Every line below should be repeated exactly.

Raw records:
^^^^
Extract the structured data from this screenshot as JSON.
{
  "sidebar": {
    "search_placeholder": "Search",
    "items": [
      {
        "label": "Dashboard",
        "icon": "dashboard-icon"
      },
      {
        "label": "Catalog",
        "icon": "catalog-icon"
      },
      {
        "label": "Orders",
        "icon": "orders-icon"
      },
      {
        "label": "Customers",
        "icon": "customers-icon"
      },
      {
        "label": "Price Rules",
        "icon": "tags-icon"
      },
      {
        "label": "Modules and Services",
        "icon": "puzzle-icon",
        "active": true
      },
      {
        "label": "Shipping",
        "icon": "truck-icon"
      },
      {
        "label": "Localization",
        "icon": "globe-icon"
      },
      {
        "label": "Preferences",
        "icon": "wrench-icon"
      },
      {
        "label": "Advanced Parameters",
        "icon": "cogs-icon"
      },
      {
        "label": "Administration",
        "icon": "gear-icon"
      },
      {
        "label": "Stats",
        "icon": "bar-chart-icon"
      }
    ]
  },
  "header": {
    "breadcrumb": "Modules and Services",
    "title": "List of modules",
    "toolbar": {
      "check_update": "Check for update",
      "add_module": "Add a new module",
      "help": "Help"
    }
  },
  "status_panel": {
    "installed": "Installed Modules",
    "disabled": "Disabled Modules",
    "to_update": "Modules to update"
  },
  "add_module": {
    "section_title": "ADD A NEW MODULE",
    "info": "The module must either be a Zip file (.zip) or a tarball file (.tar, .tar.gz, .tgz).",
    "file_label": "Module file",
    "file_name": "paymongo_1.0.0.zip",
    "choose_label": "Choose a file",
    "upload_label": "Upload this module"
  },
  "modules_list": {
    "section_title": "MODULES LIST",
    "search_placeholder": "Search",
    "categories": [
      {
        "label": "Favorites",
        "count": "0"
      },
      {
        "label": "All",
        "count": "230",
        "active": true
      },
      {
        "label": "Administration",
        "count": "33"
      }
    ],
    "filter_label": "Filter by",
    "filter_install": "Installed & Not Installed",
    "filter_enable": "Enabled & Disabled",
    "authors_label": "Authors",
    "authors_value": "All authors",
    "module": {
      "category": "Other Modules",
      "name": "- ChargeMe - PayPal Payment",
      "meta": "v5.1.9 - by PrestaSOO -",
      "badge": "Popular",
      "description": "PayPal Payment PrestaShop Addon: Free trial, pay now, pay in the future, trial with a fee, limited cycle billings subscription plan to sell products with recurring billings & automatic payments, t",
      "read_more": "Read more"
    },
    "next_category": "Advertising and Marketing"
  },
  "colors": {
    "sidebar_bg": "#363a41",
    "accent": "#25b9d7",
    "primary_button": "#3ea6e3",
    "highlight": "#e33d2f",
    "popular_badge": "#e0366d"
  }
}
^^^^
> **Answer for this exercise**
Extract the structured data from this screenshot as JSON.
{
  "sidebar": {
    "search_placeholder": "Search",
    "items": [
      {
        "label": "Dashboard",
        "icon": "dashboard-icon"
      },
      {
        "label": "Catalog",
        "icon": "catalog-icon"
      },
      {
        "label": "Orders",
        "icon": "orders-icon"
      },
      {
        "label": "Customers",
        "icon": "customers-icon"
      },
      {
        "label": "Price Rules",
        "icon": "tags-icon"
      },
      {
        "label": "Modules and Services",
        "icon": "puzzle-icon",
        "active": true
      },
      {
        "label": "Shipping",
        "icon": "truck-icon"
      },
      {
        "label": "Localization",
        "icon": "globe-icon"
      },
      {
        "label": "Preferences",
        "icon": "wrench-icon"
      },
      {
        "label": "Advanced Parameters",
        "icon": "cogs-icon"
      },
      {
        "label": "Administration",
        "icon": "gear-icon"
      },
      {
        "label": "Stats",
        "icon": "bar-chart-icon"
      }
    ]
  },
  "header": {
    "breadcrumb": "Modules and Services",
    "title": "List of modules",
    "toolbar": {
      "check_update": "Check for update",
      "add_module": "Add a new module",
      "help": "Help"
    }
  },
  "status_panel": {
    "installed": "Installed Modules",
    "disabled": "Disabled Modules",
    "to_update": "Modules to update"
  },
  "add_module": {
    "section_title": "ADD A NEW MODULE",
    "info": "The module must either be a Zip file (.zip) or a tarball file (.tar, .tar.gz, .tgz).",
    "file_label": "Module file",
    "file_name": "paymongo_1.0.0.zip",
    "choose_label": "Choose a file",
    "upload_label": "Upload this module"
  },
  "modules_list": {
    "section_title": "MODULES LIST",
    "search_placeholder": "Search",
    "categories": [
      {
        "label": "Favorites",
        "count": "0"
      },
      {
        "label": "All",
        "count": "230",
        "active": true
      },
      {
        "label": "Administration",
        "count": "33"
      }
    ],
    "filter_label": "Filter by",
    "filter_install": "Installed & Not Installed",
    "filter_enable": "Enabled & Disabled",
    "authors_label": "Authors",
    "authors_value": "All authors",
    "module": {
      "category": "Other Modules",
      "name": "- ChargeMe - PayPal Payment",
      "meta": "v5.1.9 - by PrestaSOO -",
      "badge": "Popular",
      "description": "PayPal Payment PrestaShop Addon: Free trial, pay now, pay in the future, trial with a fee, limited cycle billings subscription plan to sell products with recurring billings & automatic payments, t",
      "read_more": "Read more"
    },
    "next_category": "Advertising and Marketing"
  },
  "colors": {
    "sidebar_bg": "#363a41",
    "accent": "#25b9d7",
    "primary_button": "#3ea6e3",
    "highlight": "#e33d2f",
    "popular_badge": "#e0366d"
  }
}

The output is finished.